Data for this task:

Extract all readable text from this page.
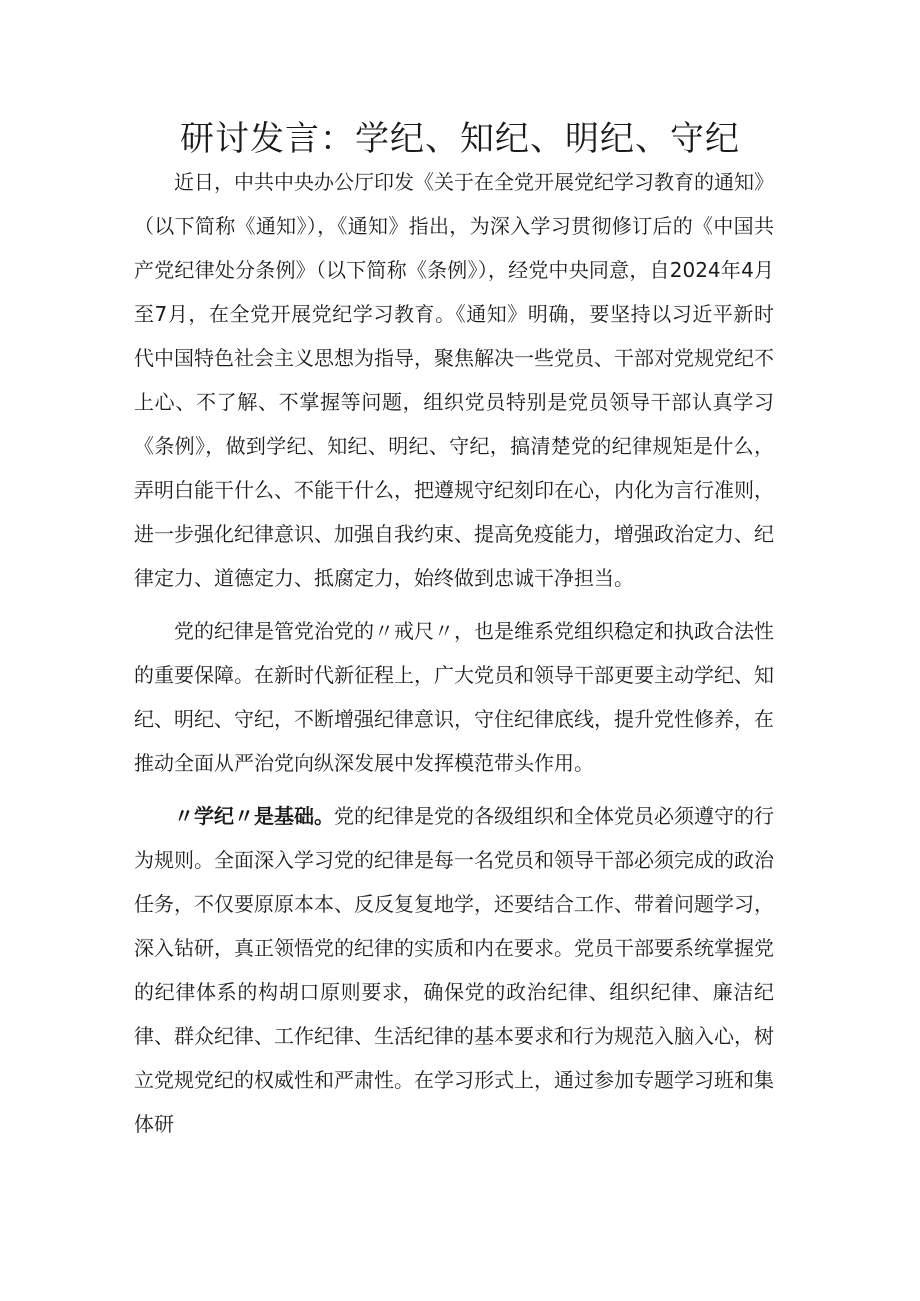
研讨发言：学纪、知纪、明纪、守纪

近日，中共中央办公厅印发《关于在全党开展党纪学习教育的通知》（以下简称《通知》），《通知》指出，为深入学习贯彻修订后的《中国共产党纪律处分条例》（以下简称《条例》），经党中央同意，自2024年4月至7月，在全党开展党纪学习教育。《通知》明确，要坚持以习近平新时代中国特色社会主义思想为指导，聚焦解决一些党员、干部对党规党纪不上心、不了解、不掌握等问题，组织党员特别是党员领导干部认真学习《条例》，做到学纪、知纪、明纪、守纪，搞清楚党的纪律规矩是什么，弄明白能干什么、不能干什么，把遵规守纪刻印在心，内化为言行准则，进一步强化纪律意识、加强自我约束、提高免疫能力，增强政治定力、纪律定力、道德定力、抵腐定力，始终做到忠诚干净担当。

党的纪律是管党治党的〃戒尺〃，也是维系党组织稳定和执政合法性的重要保障。在新时代新征程上，广大党员和领导干部更要主动学纪、知纪、明纪、守纪，不断增强纪律意识，守住纪律底线，提升党性修养，在推动全面从严治党向纵深发展中发挥模范带头作用。

〃学纪〃是基础。党的纪律是党的各级组织和全体党员必须遵守的行为规则。全面深入学习党的纪律是每一名党员和领导干部必须完成的政治任务，不仅要原原本本、反反复复地学，还要结合工作、带着问题学习，深入钻研，真正领悟党的纪律的实质和内在要求。党员干部要系统掌握党的纪律体系的构胡口原则要求，确保党的政治纪律、组织纪律、廉洁纪律、群众纪律、工作纪律、生活纪律的基本要求和行为规范入脑入心，树立党规党纪的权威性和严肃性。在学习形式上，通过参加专题学习班和集体研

Aim:
Write out each entry exactly as given, omitting any picture.

Answer to the problem:
Extract all readable text from this page.
研讨发言：学纪、知纪、明纪、守纪

近日，中共中央办公厅印发《关于在全党开展党纪学习教育的通知》（以下简称《通知》），《通知》指出，为深入学习贯彻修订后的《中国共产党纪律处分条例》（以下简称《条例》），经党中央同意，自2024年4月至7月，在全党开展党纪学习教育。《通知》明确，要坚持以习近平新时代中国特色社会主义思想为指导，聚焦解决一些党员、干部对党规党纪不上心、不了解、不掌握等问题，组织党员特别是党员领导干部认真学习《条例》，做到学纪、知纪、明纪、守纪，搞清楚党的纪律规矩是什么，弄明白能干什么、不能干什么，把遵规守纪刻印在心，内化为言行准则，进一步强化纪律意识、加强自我约束、提高免疫能力，增强政治定力、纪律定力、道德定力、抵腐定力，始终做到忠诚干净担当。

党的纪律是管党治党的〃戒尺〃，也是维系党组织稳定和执政合法性的重要保障。在新时代新征程上，广大党员和领导干部更要主动学纪、知纪、明纪、守纪，不断增强纪律意识，守住纪律底线，提升党性修养，在推动全面从严治党向纵深发展中发挥模范带头作用。

〃学纪〃是基础。党的纪律是党的各级组织和全体党员必须遵守的行为规则。全面深入学习党的纪律是每一名党员和领导干部必须完成的政治任务，不仅要原原本本、反反复复地学，还要结合工作、带着问题学习，深入钻研，真正领悟党的纪律的实质和内在要求。党员干部要系统掌握党的纪律体系的构胡口原则要求，确保党的政治纪律、组织纪律、廉洁纪律、群众纪律、工作纪律、生活纪律的基本要求和行为规范入脑入心，树立党规党纪的权威性和严肃性。在学习形式上，通过参加专题学习班和集体研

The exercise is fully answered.